=== Short exercise ===
Look through the entries below and count the lines with the word "points" in them; give only the number.

=== Data entries ===
╔══
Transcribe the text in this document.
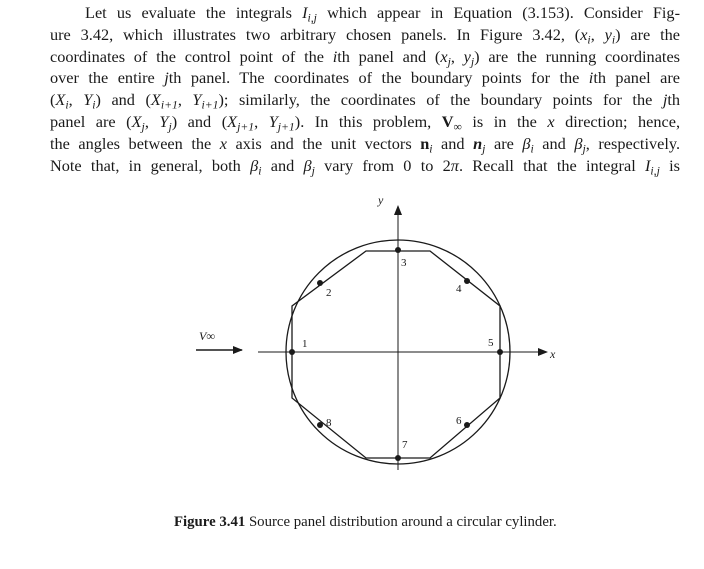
Let us evaluate the integrals $I_{i,j}$ which appear in Equation (3.153). Consider Fig-
ure 3.42, which illustrates two arbitrary chosen panels. In Figure 3.42, ($x_i$, $y_i$) are the
coordinates of the control point of the ith panel and ($x_j$, $y_j$) are the running coordinates
over the entire jth panel. The coordinates of the boundary points for the ith panel are
($X_i$, $Y_i$) and ($X_{i+1}$, $Y_{i+1}$); similarly, the coordinates of the boundary points for the jth
panel are ($X_j$, $Y_j$) and ($X_{j+1}$, $Y_{j+1}$). In this problem, $V_\infty$ is in the x direction; hence,
the angles between the x axis and the unit vectors $n_i$ and $n_j$ are $\beta_i$ and $\beta_j$, respectively.
Note that, in general, both $\beta_i$ and $\beta_j$ vary from 0 to 2π. Recall that the integral $I_{i,j}$ is
y
x
V∞
1
2
3
4
5
6
7
8
Figure 3.41 Source panel distribution around a circular cylinder.
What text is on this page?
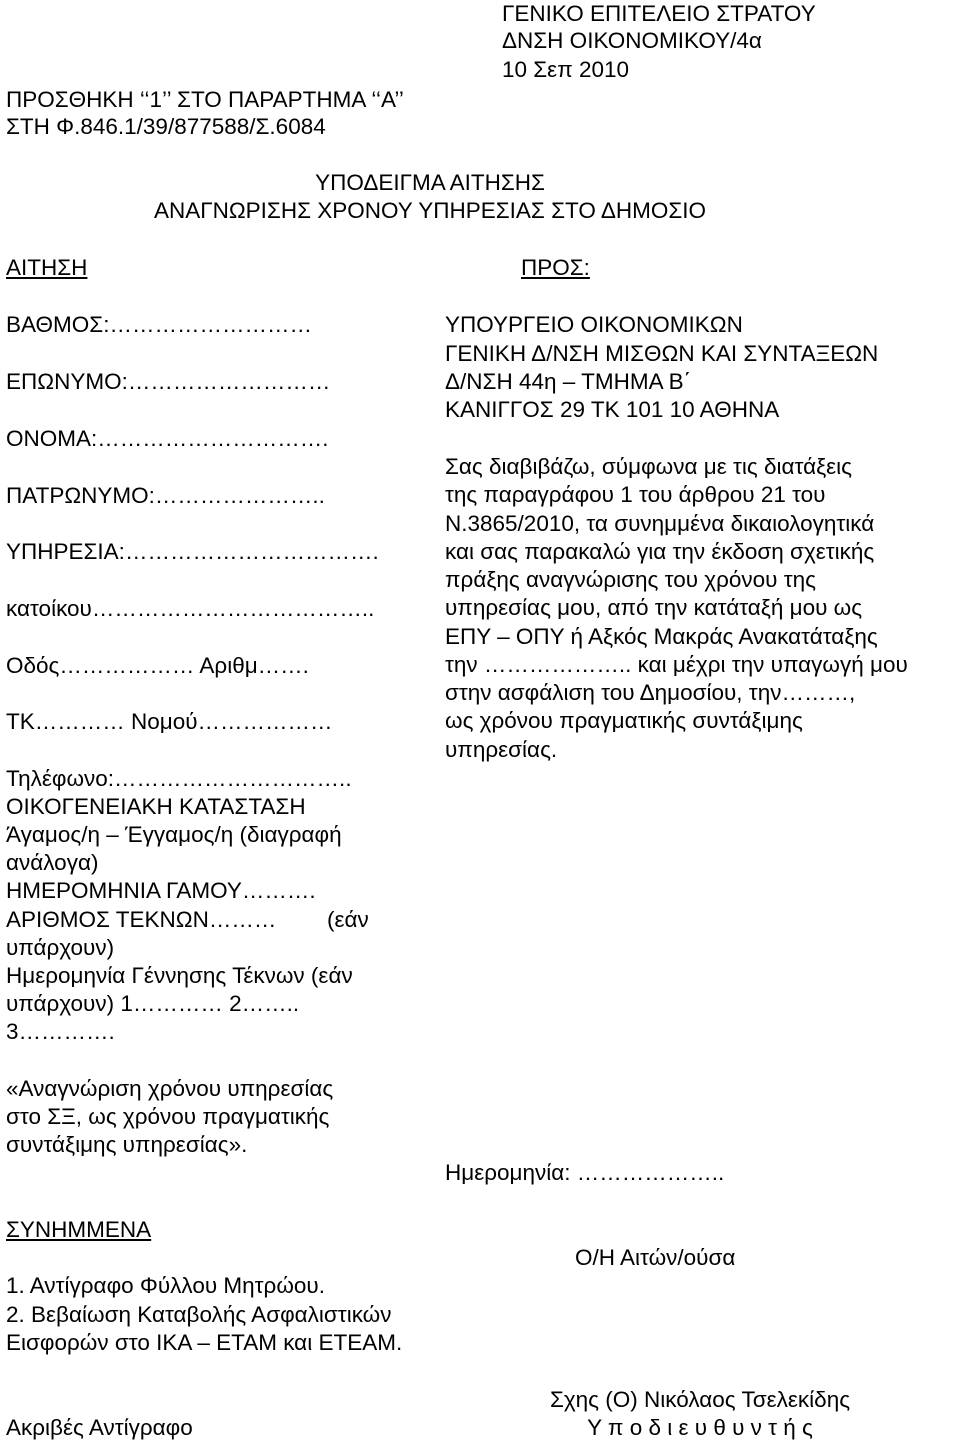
ΓΕΝΙΚΟ ΕΠΙΤΕΛΕΙΟ ΣΤΡΑΤΟΥ
ΔΝΣΗ ΟΙΚΟΝΟΜΙΚΟΥ/4α
10 Σεπ 2010
ΠΡΟΣΘΗΚΗ ‘‘1’’ ΣΤΟ ΠΑΡΑΡΤΗΜΑ ‘‘Α’’
ΣΤΗ Φ.846.1/39/877588/Σ.6084
ΥΠΟΔΕΙΓΜΑ ΑΙΤΗΣΗΣ
ΑΝΑΓΝΩΡΙΣΗΣ ΧΡΟΝΟΥ ΥΠΗΡΕΣΙΑΣ ΣΤΟ ΔΗΜΟΣΙΟ
ΑΙΤΗΣΗ	ΠΡΟΣ:
ΒΑΘΜΟΣ:………………………
ΕΠΩΝΥΜΟ:………………………
ΟΝΟΜΑ:………………………….
ΠΑΤΡΩΝΥΜΟ:…………………..
ΥΠΗΡΕΣΙΑ:…………………………….
κατοίκου………………………………..
Οδός……………… Αριθμ…….
ΤΚ………… Νομού………………
Τηλέφωνο:…………………………..
ΟΙΚΟΓΕΝΕΙΑΚΗ ΚΑΤΑΣΤΑΣΗ
Άγαμος/η – Έγγαμος/η (διαγραφή
ανάλογα)
ΗΜΕΡΟΜΗΝΙΑ ΓΑΜΟΥ……….
ΑΡΙΘΜΟΣ ΤΕΚΝΩΝ……… (εάν
υπάρχουν)
Ημερομηνία Γέννησης Τέκνων (εάν
υπάρχουν) 1………… 2……..
3………….
«Αναγνώριση χρόνου υπηρεσίας
στο ΣΞ, ως χρόνου πραγματικής
συντάξιμης υπηρεσίας».
ΣΥΝΗΜΜΕΝΑ
1. Αντίγραφο Φύλλου Μητρώου.
2. Βεβαίωση Καταβολής Ασφαλιστικών
Εισφορών στο ΙΚΑ – ΕΤΑΜ και ΕΤΕΑΜ.
Ακριβές Αντίγραφο
ΥΠΟΥΡΓΕΙΟ ΟΙΚΟΝΟΜΙΚΩΝ
ΓΕΝΙΚΗ Δ/ΝΣΗ ΜΙΣΘΩΝ ΚΑΙ ΣΥΝΤΑΞΕΩΝ
Δ/ΝΣΗ 44η – ΤΜΗΜΑ Β΄
ΚΑΝΙΓΓΟΣ 29 ΤΚ 101 10 ΑΘΗΝΑ
Σας διαβιβάζω, σύμφωνα με τις διατάξεις
της παραγράφου 1 του άρθρου 21 του
Ν.3865/2010, τα συνημμένα δικαιολογητικά
και σας παρακαλώ για την έκδοση σχετικής
πράξης αναγνώρισης του χρόνου της
υπηρεσίας μου, από την κατάταξή μου ως
ΕΠΥ – ΟΠΥ ή Αξκός Μακράς Ανακατάταξης
την ……………….. και μέχρι την υπαγωγή μου
στην ασφάλιση του Δημοσίου, την………,
ως χρόνου πραγματικής συντάξιμης
υπηρεσίας.
Ημερομηνία: ………………..
Ο/Η Αιτών/ούσα
Σχης (Ο) Νικόλαος Τσελεκίδης
Υ π ο δ ι ε υ θ υ ν τ ή ς
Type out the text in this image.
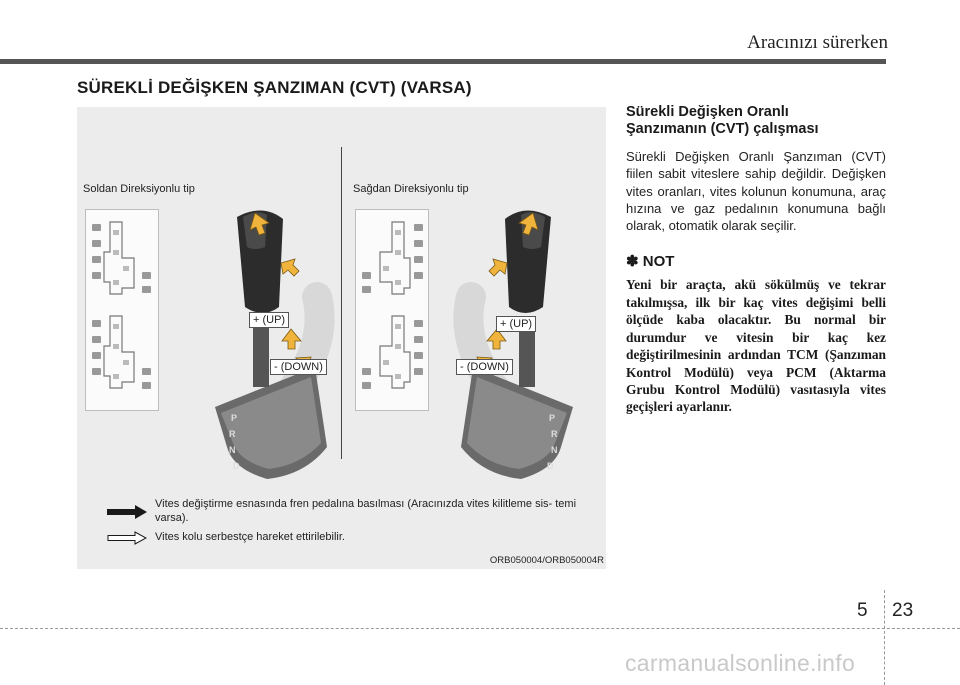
Aracınızı sürerken
SÜREKLİ DEĞİŞKEN ŞANZIMAN (CVT) (VARSA)
Soldan Direksiyonlu tip	Sağdan Direksiyonlu tip
P
R
N
D
+ (UP)
- (DOWN)
P
R
N
D
+ (UP)
- (DOWN)
Vites değiştirme esnasında fren pedalına basılması (Aracınızda vites kilitleme sis- temi varsa).
Vites kolu serbestçe hareket ettirilebilir.
ORB050004/ORB050004R
Sürekli Değişken Oranlı
Şanzımanın (CVT) çalışması

Sürekli Değişken Oranlı Şanzıman (CVT) fiilen sabit viteslere sahip değildir. Değişken vites oranları, vites kolunun konumuna, araç hızına ve gaz pedalının konumuna bağlı olarak, otomatik olarak seçilir.

✽ NOT

Yeni bir araçta, akü sökülmüş ve tekrar takılmışsa, ilk bir kaç vites değişimi belli ölçüde kaba olacaktır. Bu normal bir durumdur ve vitesin bir kaç kez değiştirilmesinin ardından TCM (Şanzıman Kontrol Modülü) veya PCM (Aktarma Grubu Kontrol Modülü) vasıtasıyla vites geçişleri ayarlanır.

5 23
carmanualsonline.info
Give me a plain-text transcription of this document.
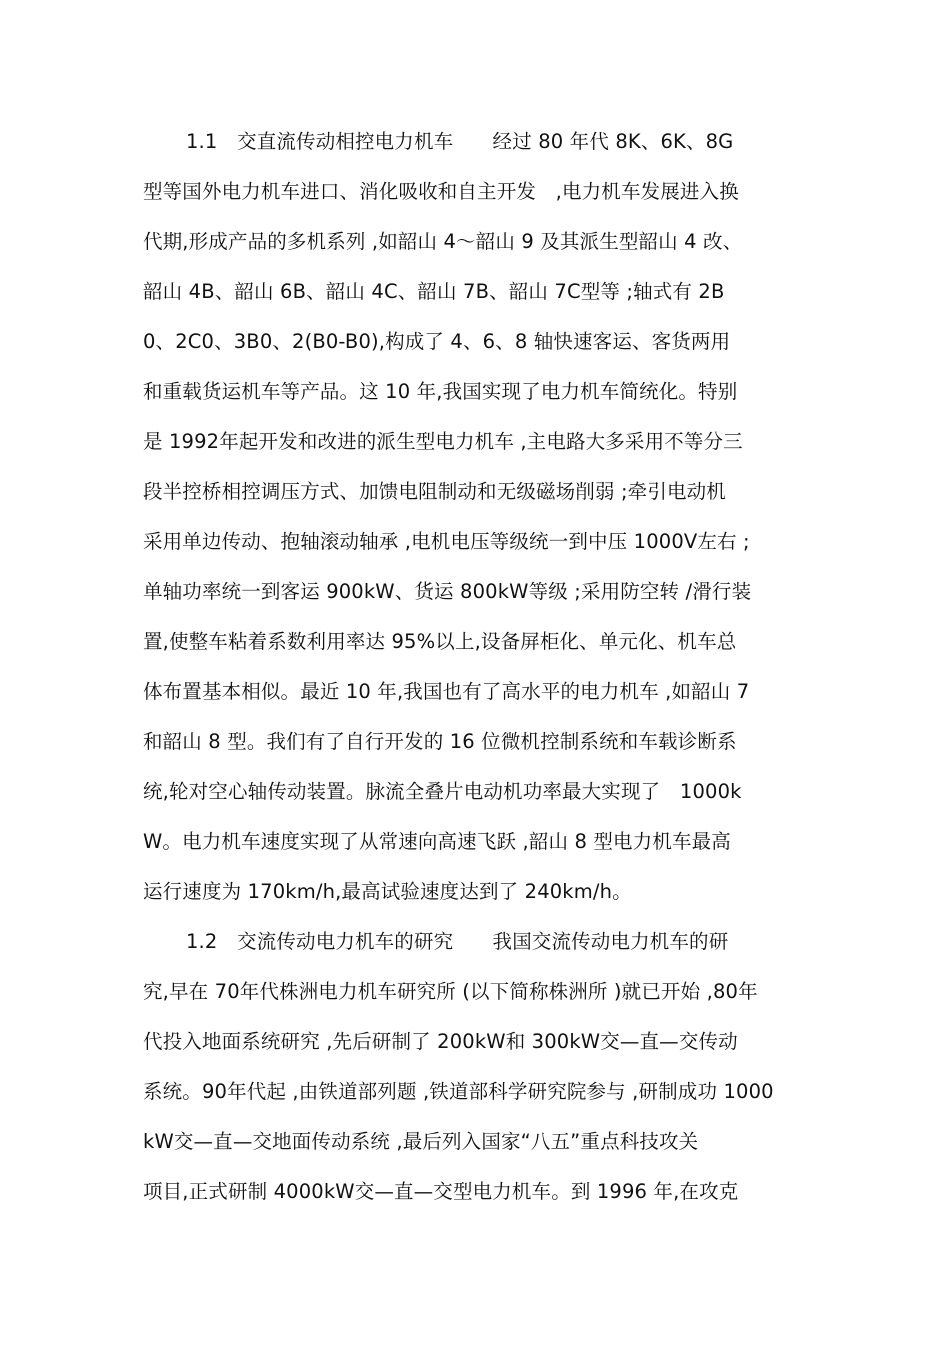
1.1　交直流传动相控电力机车　　经过 80 年代 8K、6K、8G
型等国外电力机车进口、消化吸收和自主开发　,电力机车发展进入换
代期,形成产品的多机系列 ,如韶山 4～韶山 9 及其派生型韶山 4 改、
韶山 4B、韶山 6B、韶山 4C、韶山 7B、韶山 7C型等 ;轴式有 2B
0、2C0、3B0、2(B0-B0),构成了 4、6、8 轴快速客运、客货两用
和重载货运机车等产品。这 10 年,我国实现了电力机车简统化。特别
是 1992年起开发和改进的派生型电力机车 ,主电路大多采用不等分三
段半控桥相控调压方式、加馈电阻制动和无级磁场削弱 ;牵引电动机
采用单边传动、抱轴滚动轴承 ,电机电压等级统一到中压 1000V左右 ;
单轴功率统一到客运 900kW、货运 800kW等级 ;采用防空转 /滑行装
置,使整车粘着系数利用率达 95%以上,设备屏柜化、单元化、机车总
体布置基本相似。最近 10 年,我国也有了高水平的电力机车 ,如韶山 7
和韶山 8 型。我们有了自行开发的 16 位微机控制系统和车载诊断系
统,轮对空心轴传动装置。脉流全叠片电动机功率最大实现了　1000k
W。电力机车速度实现了从常速向高速飞跃 ,韶山 8 型电力机车最高
运行速度为 170km/h,最高试验速度达到了 240km/h。
1.2　交流传动电力机车的研究　　我国交流传动电力机车的研
究,早在 70年代株洲电力机车研究所 (以下简称株洲所 )就已开始 ,80年
代投入地面系统研究 ,先后研制了 200kW和 300kW交—直—交传动
系统。90年代起 ,由铁道部列题 ,铁道部科学研究院参与 ,研制成功 1000
kW交—直—交地面传动系统 ,最后列入国家“八五”重点科技攻关
项目,正式研制 4000kW交—直—交型电力机车。到 1996 年,在攻克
╚══
=== Result of the exercise ===
2